== AIM OF THE EXERCISE ==
Type the records out again in full, exactly.

== DATA ROWS ==

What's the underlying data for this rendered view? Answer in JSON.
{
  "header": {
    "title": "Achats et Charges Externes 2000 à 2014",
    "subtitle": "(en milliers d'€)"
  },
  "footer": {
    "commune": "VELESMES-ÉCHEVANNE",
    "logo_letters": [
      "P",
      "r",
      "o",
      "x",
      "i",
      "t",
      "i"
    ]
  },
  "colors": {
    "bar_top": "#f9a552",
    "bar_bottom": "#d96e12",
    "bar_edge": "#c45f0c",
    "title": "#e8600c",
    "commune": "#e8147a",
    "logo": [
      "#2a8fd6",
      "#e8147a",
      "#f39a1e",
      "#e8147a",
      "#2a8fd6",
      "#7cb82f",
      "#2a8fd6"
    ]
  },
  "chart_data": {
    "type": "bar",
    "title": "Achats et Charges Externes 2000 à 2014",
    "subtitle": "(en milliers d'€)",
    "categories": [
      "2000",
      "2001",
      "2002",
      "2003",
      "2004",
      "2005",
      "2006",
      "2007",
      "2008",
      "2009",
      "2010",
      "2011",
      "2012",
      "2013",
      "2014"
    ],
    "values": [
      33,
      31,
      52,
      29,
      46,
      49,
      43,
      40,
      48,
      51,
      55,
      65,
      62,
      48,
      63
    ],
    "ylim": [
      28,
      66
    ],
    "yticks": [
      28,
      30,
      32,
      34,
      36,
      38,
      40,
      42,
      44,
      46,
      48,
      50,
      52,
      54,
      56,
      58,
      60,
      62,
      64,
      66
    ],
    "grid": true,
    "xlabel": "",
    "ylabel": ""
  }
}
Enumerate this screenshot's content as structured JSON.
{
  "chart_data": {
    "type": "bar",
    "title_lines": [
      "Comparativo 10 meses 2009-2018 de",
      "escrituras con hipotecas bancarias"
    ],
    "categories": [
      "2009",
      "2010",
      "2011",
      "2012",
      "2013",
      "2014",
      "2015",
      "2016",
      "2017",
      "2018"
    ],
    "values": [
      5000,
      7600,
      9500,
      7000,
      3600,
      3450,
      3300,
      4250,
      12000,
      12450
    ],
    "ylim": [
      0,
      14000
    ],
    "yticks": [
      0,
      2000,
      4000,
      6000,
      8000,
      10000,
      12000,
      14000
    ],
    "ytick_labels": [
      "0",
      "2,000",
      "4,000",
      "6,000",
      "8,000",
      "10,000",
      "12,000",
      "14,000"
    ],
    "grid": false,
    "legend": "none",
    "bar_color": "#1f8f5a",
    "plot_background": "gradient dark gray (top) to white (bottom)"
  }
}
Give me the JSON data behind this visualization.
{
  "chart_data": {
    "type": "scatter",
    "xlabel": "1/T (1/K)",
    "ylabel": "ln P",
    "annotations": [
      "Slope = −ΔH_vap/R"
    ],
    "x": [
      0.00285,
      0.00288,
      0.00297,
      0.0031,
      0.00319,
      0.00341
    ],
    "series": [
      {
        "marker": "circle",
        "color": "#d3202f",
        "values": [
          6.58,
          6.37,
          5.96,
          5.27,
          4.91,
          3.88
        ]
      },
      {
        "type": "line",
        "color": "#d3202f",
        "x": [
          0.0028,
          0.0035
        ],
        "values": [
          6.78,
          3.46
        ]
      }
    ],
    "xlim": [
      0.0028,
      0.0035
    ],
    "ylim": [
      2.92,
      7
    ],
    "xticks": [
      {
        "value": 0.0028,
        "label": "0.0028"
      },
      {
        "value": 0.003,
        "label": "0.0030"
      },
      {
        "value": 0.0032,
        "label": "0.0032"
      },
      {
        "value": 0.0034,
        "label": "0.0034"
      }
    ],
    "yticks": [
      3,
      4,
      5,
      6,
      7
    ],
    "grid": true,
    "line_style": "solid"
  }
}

== ANSWER FOR THIS EXERCISE ==
What's the underlying data for this rendered view? Answer in JSON.
{
  "header": {
    "title": "Achats et Charges Externes 2000 à 2014",
    "subtitle": "(en milliers d'€)"
  },
  "footer": {
    "commune": "VELESMES-ÉCHEVANNE",
    "logo_letters": [
      "P",
      "r",
      "o",
      "x",
      "i",
      "t",
      "i"
    ]
  },
  "colors": {
    "bar_top": "#f9a552",
    "bar_bottom": "#d96e12",
    "bar_edge": "#c45f0c",
    "title": "#e8600c",
    "commune": "#e8147a",
    "logo": [
      "#2a8fd6",
      "#e8147a",
      "#f39a1e",
      "#e8147a",
      "#2a8fd6",
      "#7cb82f",
      "#2a8fd6"
    ]
  },
  "chart_data": {
    "type": "bar",
    "title": "Achats et Charges Externes 2000 à 2014",
    "subtitle": "(en milliers d'€)",
    "categories": [
      "2000",
      "2001",
      "2002",
      "2003",
      "2004",
      "2005",
      "2006",
      "2007",
      "2008",
      "2009",
      "2010",
      "2011",
      "2012",
      "2013",
      "2014"
    ],
    "values": [
      33,
      31,
      52,
      29,
      46,
      49,
      43,
      40,
      48,
      51,
      55,
      65,
      62,
      48,
      63
    ],
    "ylim": [
      28,
      66
    ],
    "yticks": [
      28,
      30,
      32,
      34,
      36,
      38,
      40,
      42,
      44,
      46,
      48,
      50,
      52,
      54,
      56,
      58,
      60,
      62,
      64,
      66
    ],
    "grid": true,
    "xlabel": "",
    "ylabel": ""
  }
}
Enumerate this screenshot's content as structured JSON.
{
  "chart_data": {
    "type": "bar",
    "title_lines": [
      "Comparativo 10 meses 2009-2018 de",
      "escrituras con hipotecas bancarias"
    ],
    "categories": [
      "2009",
      "2010",
      "2011",
      "2012",
      "2013",
      "2014",
      "2015",
      "2016",
      "2017",
      "2018"
    ],
    "values": [
      5000,
      7600,
      9500,
      7000,
      3600,
      3450,
      3300,
      4250,
      12000,
      12450
    ],
    "ylim": [
      0,
      14000
    ],
    "yticks": [
      0,
      2000,
      4000,
      6000,
      8000,
      10000,
      12000,
      14000
    ],
    "ytick_labels": [
      "0",
      "2,000",
      "4,000",
      "6,000",
      "8,000",
      "10,000",
      "12,000",
      "14,000"
    ],
    "grid": false,
    "legend": "none",
    "bar_color": "#1f8f5a",
    "plot_background": "gradient dark gray (top) to white (bottom)"
  }
}
Give me the JSON data behind this visualization.
{
  "chart_data": {
    "type": "scatter",
    "xlabel": "1/T (1/K)",
    "ylabel": "ln P",
    "annotations": [
      "Slope = −ΔH_vap/R"
    ],
    "x": [
      0.00285,
      0.00288,
      0.00297,
      0.0031,
      0.00319,
      0.00341
    ],
    "series": [
      {
        "marker": "circle",
        "color": "#d3202f",
        "values": [
          6.58,
          6.37,
          5.96,
          5.27,
          4.91,
          3.88
        ]
      },
      {
        "type": "line",
        "color": "#d3202f",
        "x": [
          0.0028,
          0.0035
        ],
        "values": [
          6.78,
          3.46
        ]
      }
    ],
    "xlim": [
      0.0028,
      0.0035
    ],
    "ylim": [
      2.92,
      7
    ],
    "xticks": [
      {
        "value": 0.0028,
        "label": "0.0028"
      },
      {
        "value": 0.003,
        "label": "0.0030"
      },
      {
        "value": 0.0032,
        "label": "0.0032"
      },
      {
        "value": 0.0034,
        "label": "0.0034"
      }
    ],
    "yticks": [
      3,
      4,
      5,
      6,
      7
    ],
    "grid": true,
    "line_style": "solid"
  }
}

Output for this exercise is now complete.